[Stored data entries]
== == ==

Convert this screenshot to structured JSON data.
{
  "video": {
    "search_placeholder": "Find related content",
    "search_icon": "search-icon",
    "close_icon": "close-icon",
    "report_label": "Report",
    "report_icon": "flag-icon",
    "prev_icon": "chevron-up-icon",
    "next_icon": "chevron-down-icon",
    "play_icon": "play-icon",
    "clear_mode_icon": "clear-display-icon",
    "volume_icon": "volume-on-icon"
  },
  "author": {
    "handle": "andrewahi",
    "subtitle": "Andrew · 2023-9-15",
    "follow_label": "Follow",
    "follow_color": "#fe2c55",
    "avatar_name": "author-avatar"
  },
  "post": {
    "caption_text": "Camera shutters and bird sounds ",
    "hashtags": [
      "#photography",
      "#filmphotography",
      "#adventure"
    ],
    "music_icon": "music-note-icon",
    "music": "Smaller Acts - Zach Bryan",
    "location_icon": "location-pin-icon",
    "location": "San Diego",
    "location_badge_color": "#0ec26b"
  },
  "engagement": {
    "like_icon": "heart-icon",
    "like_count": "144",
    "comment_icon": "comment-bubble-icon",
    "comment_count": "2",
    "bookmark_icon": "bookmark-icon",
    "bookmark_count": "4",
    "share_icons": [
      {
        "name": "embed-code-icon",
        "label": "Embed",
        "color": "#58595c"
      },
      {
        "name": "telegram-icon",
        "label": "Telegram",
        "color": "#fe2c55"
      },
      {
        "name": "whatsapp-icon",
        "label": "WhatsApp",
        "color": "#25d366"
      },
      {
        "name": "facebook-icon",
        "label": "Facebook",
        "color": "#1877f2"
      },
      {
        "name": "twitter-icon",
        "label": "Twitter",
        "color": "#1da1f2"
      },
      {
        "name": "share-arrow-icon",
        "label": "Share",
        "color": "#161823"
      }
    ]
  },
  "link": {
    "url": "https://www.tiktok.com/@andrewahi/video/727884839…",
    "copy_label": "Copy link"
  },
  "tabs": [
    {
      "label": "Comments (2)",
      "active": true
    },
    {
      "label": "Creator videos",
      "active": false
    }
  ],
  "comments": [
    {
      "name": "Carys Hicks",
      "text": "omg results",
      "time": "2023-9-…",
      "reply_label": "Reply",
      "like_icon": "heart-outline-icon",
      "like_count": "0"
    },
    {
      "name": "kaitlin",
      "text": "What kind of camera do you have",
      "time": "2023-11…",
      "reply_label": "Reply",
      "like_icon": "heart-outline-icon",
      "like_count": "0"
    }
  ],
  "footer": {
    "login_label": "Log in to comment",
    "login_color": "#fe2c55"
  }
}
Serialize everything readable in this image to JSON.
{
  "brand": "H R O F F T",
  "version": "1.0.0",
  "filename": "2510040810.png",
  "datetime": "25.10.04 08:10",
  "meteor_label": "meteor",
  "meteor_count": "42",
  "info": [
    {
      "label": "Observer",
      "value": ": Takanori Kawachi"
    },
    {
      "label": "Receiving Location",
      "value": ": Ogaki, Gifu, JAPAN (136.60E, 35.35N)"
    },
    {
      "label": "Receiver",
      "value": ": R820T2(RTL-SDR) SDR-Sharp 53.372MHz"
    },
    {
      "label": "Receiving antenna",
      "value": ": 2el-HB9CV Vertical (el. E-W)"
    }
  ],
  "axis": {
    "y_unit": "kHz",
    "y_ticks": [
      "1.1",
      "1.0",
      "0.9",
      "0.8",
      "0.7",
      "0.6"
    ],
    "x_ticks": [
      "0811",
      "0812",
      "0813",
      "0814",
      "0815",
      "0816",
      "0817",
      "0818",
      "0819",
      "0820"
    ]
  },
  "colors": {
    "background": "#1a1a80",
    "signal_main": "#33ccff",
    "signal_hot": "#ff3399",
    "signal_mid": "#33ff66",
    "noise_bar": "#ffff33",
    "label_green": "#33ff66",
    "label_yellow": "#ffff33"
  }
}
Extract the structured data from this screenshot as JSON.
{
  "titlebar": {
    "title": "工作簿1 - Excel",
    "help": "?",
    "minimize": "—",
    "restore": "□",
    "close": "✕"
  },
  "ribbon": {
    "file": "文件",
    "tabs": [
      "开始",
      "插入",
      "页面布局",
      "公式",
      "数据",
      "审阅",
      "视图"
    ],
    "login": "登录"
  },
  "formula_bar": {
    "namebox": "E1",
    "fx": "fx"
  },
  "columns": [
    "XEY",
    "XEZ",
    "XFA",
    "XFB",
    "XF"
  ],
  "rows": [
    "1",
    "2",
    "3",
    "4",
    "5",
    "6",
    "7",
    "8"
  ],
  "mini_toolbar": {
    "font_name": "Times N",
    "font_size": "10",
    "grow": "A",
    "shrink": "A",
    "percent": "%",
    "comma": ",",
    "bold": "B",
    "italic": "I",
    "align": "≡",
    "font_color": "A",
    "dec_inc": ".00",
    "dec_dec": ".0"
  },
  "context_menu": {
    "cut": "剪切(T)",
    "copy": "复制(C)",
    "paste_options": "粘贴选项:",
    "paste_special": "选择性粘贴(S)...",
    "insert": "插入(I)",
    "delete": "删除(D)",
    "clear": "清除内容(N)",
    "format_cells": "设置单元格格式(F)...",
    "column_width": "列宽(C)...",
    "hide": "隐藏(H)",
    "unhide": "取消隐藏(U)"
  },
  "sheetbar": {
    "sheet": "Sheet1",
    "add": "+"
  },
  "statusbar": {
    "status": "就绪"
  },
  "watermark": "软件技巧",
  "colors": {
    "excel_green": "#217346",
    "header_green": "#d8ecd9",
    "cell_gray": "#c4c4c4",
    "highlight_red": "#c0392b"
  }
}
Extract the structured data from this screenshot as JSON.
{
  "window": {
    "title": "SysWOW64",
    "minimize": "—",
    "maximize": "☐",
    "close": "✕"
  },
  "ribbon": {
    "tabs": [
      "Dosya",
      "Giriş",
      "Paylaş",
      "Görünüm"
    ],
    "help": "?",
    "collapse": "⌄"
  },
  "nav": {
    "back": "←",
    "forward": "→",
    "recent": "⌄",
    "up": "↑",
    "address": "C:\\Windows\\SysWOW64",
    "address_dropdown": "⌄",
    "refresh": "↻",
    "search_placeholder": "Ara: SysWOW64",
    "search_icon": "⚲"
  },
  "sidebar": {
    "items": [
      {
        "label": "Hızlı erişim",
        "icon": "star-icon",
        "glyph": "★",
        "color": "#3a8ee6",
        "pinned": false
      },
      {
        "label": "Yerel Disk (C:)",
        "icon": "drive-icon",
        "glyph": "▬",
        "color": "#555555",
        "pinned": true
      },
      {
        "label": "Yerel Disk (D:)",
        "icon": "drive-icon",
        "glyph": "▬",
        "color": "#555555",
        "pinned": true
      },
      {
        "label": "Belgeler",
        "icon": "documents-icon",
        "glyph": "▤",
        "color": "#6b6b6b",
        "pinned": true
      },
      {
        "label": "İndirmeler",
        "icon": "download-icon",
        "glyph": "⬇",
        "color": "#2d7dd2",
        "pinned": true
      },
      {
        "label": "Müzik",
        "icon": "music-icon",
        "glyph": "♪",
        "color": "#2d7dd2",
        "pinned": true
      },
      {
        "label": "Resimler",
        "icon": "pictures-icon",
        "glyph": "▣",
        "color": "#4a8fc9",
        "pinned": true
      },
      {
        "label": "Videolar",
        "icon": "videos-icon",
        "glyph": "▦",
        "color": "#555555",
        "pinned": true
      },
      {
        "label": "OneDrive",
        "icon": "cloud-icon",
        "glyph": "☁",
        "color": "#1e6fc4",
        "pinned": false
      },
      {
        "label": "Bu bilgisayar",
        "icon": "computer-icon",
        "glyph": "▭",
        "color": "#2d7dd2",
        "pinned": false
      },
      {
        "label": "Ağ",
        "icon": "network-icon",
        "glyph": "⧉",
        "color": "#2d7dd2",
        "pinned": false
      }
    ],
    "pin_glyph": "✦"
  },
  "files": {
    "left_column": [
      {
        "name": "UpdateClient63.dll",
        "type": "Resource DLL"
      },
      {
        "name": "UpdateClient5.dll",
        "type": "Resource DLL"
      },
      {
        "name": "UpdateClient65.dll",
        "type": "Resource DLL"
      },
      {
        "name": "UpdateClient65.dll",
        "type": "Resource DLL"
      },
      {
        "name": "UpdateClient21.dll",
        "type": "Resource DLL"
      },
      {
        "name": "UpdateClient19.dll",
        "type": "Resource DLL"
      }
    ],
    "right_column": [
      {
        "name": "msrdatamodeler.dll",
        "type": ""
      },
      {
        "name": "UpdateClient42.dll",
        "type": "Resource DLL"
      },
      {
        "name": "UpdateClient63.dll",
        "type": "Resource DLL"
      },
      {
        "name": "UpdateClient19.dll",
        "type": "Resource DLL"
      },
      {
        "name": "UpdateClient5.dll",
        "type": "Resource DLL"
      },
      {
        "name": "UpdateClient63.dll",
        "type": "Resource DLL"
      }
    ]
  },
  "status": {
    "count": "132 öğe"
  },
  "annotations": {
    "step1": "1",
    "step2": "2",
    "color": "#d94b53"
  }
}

== == ==

Exercise task: Only lines that contain the word "Receiving" are wanted; copy each of them.

Result of the exercise:
      "label": "Receiving Location",
      "label": "Receiving antenna",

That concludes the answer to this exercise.